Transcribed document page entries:
========

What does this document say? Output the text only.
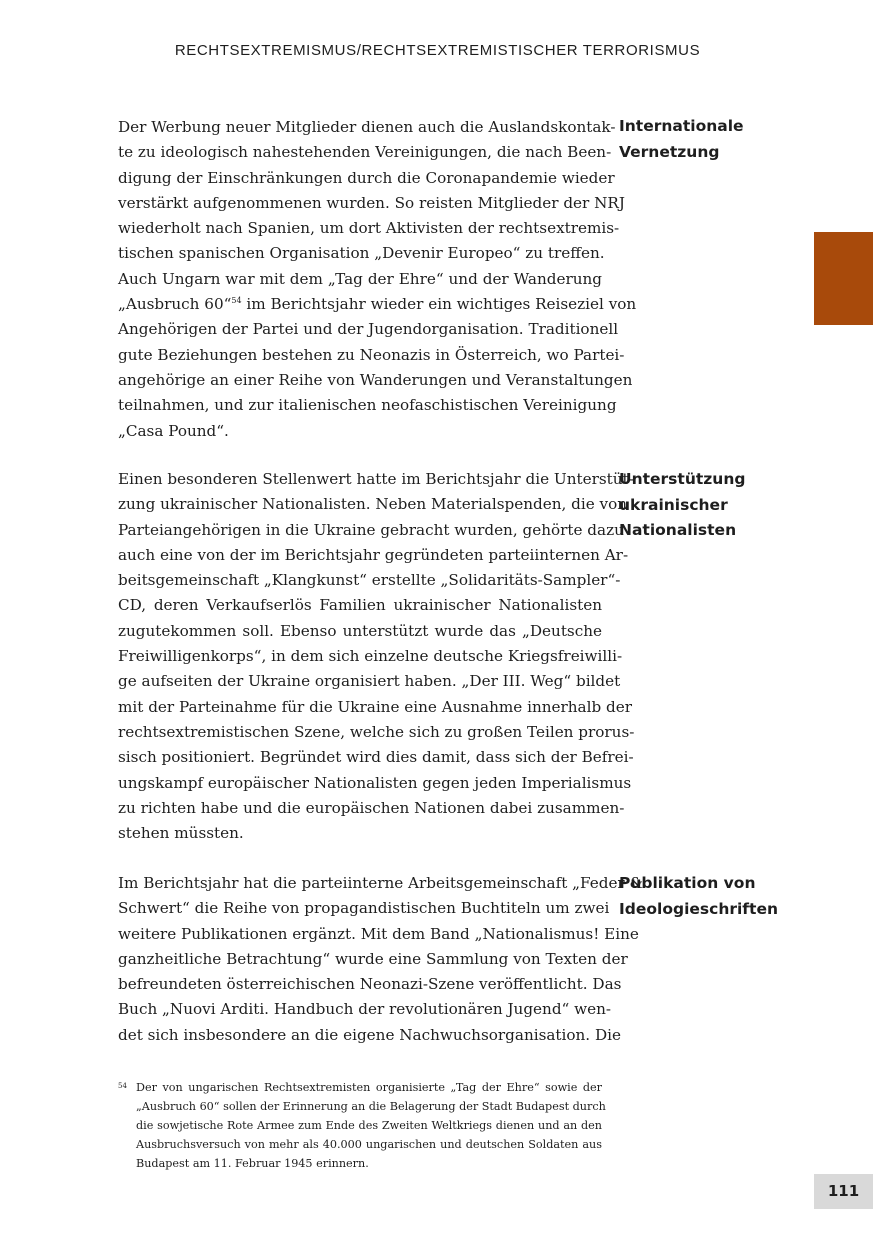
RECHTSEXTREMISMUS/RECHTSEXTREMISTISCHER TERRORISMUS
Der Werbung neuer Mitglieder dienen auch die Auslandskontak-
te zu ideologisch nahestehenden Vereinigungen, die nach Been-
digung der Einschränkungen durch die Coronapandemie wieder
verstärkt aufgenommenen wurden. So reisten Mitglieder der NRJ
wiederholt nach Spanien, um dort Aktivisten der rechtsextremis-
tischen spanischen Organisation „Devenir Europeo“ zu treffen.
Auch Ungarn war mit dem „Tag der Ehre“ und der Wanderung
„Ausbruch 60“$^{54}$ im Berichtsjahr wieder ein wichtiges Reiseziel von
Angehörigen der Partei und der Jugendorganisation. Traditionell
gute Beziehungen bestehen zu Neonazis in Österreich, wo Partei-
angehörige an einer Reihe von Wanderungen und Veranstaltungen
teilnahmen, und zur italienischen neofaschistischen Vereinigung
„Casa Pound“.
Internationale Vernetzung
Einen besonderen Stellenwert hatte im Berichtsjahr die Unterstüt-
zung ukrainischer Nationalisten. Neben Materialspenden, die von
Parteiangehörigen in die Ukraine gebracht wurden, gehörte dazu
auch eine von der im Berichtsjahr gegründeten parteiinternen Ar-
beitsgemeinschaft „Klangkunst“ erstellte „Solidaritäts-Sampler“-
CD, deren Verkaufserlös Familien ukrainischer Nationalisten
zugutekommen soll. Ebenso unterstützt wurde das „Deutsche
Freiwilligenkorps“, in dem sich einzelne deutsche Kriegsfreiwilli-
ge aufseiten der Ukraine organisiert haben. „Der III. Weg“ bildet
mit der Parteinahme für die Ukraine eine Ausnahme innerhalb der
rechtsextremistischen Szene, welche sich zu großen Teilen prorus-
sisch positioniert. Begründet wird dies damit, dass sich der Befrei-
ungskampf europäischer Nationalisten gegen jeden Imperialismus
zu richten habe und die europäischen Nationen dabei zusammen-
stehen müssten.
Unterstützung ukrainischer Nationalisten
Im Berichtsjahr hat die parteiinterne Arbeitsgemeinschaft „Feder &
Schwert“ die Reihe von propagandistischen Buchtiteln um zwei
weitere Publikationen ergänzt. Mit dem Band „Nationalismus! Eine
ganzheitliche Betrachtung“ wurde eine Sammlung von Texten der
befreundeten österreichischen Neonazi-Szene veröffentlicht. Das
Buch „Nuovi Arditi. Handbuch der revolutionären Jugend“ wen-
det sich insbesondere an die eigene Nachwuchsorganisation. Die
Publikation von Ideologieschriften
54 Der von ungarischen Rechtsextremisten organisierte „Tag der Ehre“ sowie der
„Ausbruch 60“ sollen der Erinnerung an die Belagerung der Stadt Budapest durch
die sowjetische Rote Armee zum Ende des Zweiten Weltkriegs dienen und an den
Ausbruchsversuch von mehr als 40.000 ungarischen und deutschen Soldaten aus
Budapest am 11. Februar 1945 erinnern.
111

========

For each line in the data that contains the string "wurden", give a copy of that line.

verstärkt aufgenommenen wurden. So reisten Mitglieder der NRJ
Parteiangehörigen in die Ukraine gebracht wurden, gehörte dazu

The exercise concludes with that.